AIM 1:
Answer these questions using the article on the best pixel games on Switch:
(a) What style does Katana ZERO opt for?
(b) How does the article describe the genre of Enter the Gungeon?
(c) What two changes did Sonic the Hedgehog 2 make to gameplay?
AIM 2: Write the next part of the article on the best pixel games on Switch, picking up after its final sentence.

SUPPLIED PASSAGE:
_ _ _ _ _
The 10 Best Pixel Games on Switch

Pixel games have seen a resurgence in popularity in recent years and are a testament to the fact that AAA budgets do not necessarily make a great game.

Developers focusing on gameplay and storytelling can make just as great a game despite using only pixels.

This isn’t to say that pixel art is inferior to high-end graphics by any means. Pixel art is timeless and will long outlast any next-generation game as time makes their graphics outdated.

So, without further ado, let’s check out the ten best pixel games on Switch.

10. Katana ZERO

Katana Zero is a pixelized action platformer that features high-octane and relentless action all wrapped up in a brutally merciless instant-death package.

Players will need to hack and slash their way through several levels and enemies on a quest to unravel the main character’s past.

Katana Zero opts for a unique and incredibly stylish neo-noir cyberpunk style.

The graphics are absolutely beautiful and really make the game come alive despite the limitations that come with the pixel aesthetic.

Combat is fast-paced and highly reactive. Players can dodge incoming attacks, reflect gunfire back at foes, and use the environment to their advantage by laying traps.

Every level in Katana ZERO is uniquely designed with several different methods of completion. The game encourages you to replay each stage in order to find the most optimal solution for eliminating enemies.

Katana ZERO wants you to play the game your own way, and it’s clear to see how this freedom of expression has led to Katana ZERO gaining such a huge speedrun following.

The story here isn’t anything that will change the face of gaming narratives as we know them, but the fact that cinematic sequences are woven into the gameplay is a nice touch.

Katana ZERO is all about never slowing down, and even when you have to receive some exposition, it will never interrupt the gameplay for too long.

Katana ZERO is a great game, and we highly recommend anyone who has yet to play it to check it out as soon as possible.

9. Enter the Gungeon

Enter the Gungeon is one of the best Roguelike games on Switch.

Enter the Gungeon is a pixel-style bullet hell dungeon crawler. The main premise of the game follows a group of misfits attempting to reach the Gungeon’s ultimate treasure.

This treasure is a fabled fun said to hold the ability to kill the past. In order to attain this item, this band of misfits will shoot, loot, dodge roll, and table-flip their way to victory.

Players will select their character before challenging a series of increasingly difficult floors packed with enemies and tough bosses.

You will need to gather loot, barter with merchants, and discover hidden secrets in order to ensure you survive until the very end.

The guns you can find in Enter the Gungeon are incredibly unique, and all come with their own unique tactics and ammunition. Whether you enjoy firing laser beams, missiles, or bees, there is certainly a weapon in this game for you.

Definitely be sure to check out Enter the Gungeon for a super unique Roguelike experience.

8. Sonic Origins

The original Sonic the Hedgehog trilogy contains three of the most influential titles in gaming history.

The original Sonic the Hedgehog game launched the entire franchise and revolutionized the platforming genre. Sonic became a household name, but many fans point to several of the glaring issues with this first game.

There is a lot of waiting in this game, which doesn’t really gel with Sonic’s whole motto of going fast.

Luckily, the two subsequent games managed to fix this immensely. Sonic the Hedgehog 2 sped up gameplay and removed a lot of cheap deaths found in the first game.
_ _ _ _ _
LISTED ENTRIES:
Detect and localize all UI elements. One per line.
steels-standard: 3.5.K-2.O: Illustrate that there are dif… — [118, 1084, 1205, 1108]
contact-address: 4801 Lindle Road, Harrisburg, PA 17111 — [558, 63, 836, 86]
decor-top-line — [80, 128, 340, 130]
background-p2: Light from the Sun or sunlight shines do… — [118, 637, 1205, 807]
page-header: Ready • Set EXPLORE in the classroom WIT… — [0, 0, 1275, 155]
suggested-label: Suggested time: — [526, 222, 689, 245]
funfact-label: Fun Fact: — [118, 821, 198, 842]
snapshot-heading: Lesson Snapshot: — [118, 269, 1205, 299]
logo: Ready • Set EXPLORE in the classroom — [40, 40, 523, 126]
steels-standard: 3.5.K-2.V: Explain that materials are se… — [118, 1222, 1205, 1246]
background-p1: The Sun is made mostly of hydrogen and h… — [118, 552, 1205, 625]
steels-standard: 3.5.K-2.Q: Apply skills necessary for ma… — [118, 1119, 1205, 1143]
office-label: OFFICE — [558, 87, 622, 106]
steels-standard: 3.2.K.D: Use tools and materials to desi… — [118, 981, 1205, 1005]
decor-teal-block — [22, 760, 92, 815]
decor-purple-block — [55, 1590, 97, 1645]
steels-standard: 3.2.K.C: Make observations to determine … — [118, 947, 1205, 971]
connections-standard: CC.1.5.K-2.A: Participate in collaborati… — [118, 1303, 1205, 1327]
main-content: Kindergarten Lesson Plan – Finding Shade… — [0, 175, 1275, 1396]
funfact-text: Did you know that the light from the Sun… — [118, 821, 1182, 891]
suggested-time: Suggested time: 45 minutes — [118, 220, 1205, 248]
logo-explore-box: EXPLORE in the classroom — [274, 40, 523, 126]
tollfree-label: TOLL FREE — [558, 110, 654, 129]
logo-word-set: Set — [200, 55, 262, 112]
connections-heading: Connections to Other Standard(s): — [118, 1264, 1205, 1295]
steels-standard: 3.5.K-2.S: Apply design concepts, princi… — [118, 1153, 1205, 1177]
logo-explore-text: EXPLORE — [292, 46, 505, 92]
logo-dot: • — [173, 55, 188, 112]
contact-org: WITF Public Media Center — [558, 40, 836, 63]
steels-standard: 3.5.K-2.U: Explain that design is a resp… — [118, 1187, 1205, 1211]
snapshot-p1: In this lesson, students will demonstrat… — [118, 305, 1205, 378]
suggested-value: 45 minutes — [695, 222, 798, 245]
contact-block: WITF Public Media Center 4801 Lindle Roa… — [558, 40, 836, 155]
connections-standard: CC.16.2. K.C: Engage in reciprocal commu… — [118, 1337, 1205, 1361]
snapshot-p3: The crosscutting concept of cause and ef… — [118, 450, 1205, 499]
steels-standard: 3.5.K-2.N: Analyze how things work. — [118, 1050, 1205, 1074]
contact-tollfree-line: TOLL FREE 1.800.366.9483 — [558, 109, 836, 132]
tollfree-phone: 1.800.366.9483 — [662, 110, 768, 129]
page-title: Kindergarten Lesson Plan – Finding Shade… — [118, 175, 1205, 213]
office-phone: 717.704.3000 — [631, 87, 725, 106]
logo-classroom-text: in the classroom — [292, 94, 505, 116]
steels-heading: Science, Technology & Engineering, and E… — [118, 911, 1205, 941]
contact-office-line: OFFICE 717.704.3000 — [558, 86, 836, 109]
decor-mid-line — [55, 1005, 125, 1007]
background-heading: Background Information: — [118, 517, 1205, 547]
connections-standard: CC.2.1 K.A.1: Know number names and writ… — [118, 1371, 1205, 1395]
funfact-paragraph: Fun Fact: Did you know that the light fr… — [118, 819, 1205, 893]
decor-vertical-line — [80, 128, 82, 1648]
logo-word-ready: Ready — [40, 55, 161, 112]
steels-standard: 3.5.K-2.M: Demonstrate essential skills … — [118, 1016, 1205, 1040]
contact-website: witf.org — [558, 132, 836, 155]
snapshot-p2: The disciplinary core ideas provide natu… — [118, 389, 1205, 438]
_ _ _ _ _
TASK RESPONSE 1:
(a) A unique and incredibly stylish neo-noir cyberpunk style.
(b) As a pixel-style bullet hell dungeon crawler.
(c) It sped up gameplay and removed a lot of the cheap deaths found in the first game.

TASK RESPONSE 2:
Sonic the Hedgehog 3 and Knuckles did more of the same while also introducing different playstyles with the addition of Knuckles.

Sonic Origins allows you to relive Sonic’s glory days devoid of convoluted storylines about time travel or tired gimmicks involving werehogs.

The only downside to playing Sonic Origins as opposed to the original titles is that several songs have been removed from this version due to copyright issues.

The new songs are far less catchy and memorable when compared to the original songs, unfortunately.

That being said, if you can get over this small issue, Sonic Origins is the definitive way to experience the original Sonic the Hedgehog trilogy.

7. Omori

Omori is an incredibly unique game inspired by old-school classics such as Earthbound and Mother 3.

In this game, you will take control of a “hikikomori” named Sunny. A hikikomori is a Japanese term for an individual who does not like to go outside for any number of reasons.

Usually, hikikomoris suffer from extreme social anxiety, which makes them unable to leave their house.

Playing as Sunny, you will need to explore his dream world persona known as Omori. From here, you will need to make your way through both this fantasy world and the physical plane in order to combat Sunny’s deepest fears and darkest secrets.

Omori is a surreal psychological horror incorporating the same crazy and often disturbing imagery found in the original Mother games and, more recently, Undertale.

The art style here shifts between a traditional top-down pixel style which has become the standard for games inspired by the Mother series.

However, key scenes, enemy battles, and select important items are all illustrated in gloriously hand-drawn detail.

The most enjoyable part of playing these kinds of games is interacting with the characters. Witty dialogue and questionable scenarios are par for the course in Omori and a lot of time can be spent just chatting with the locals.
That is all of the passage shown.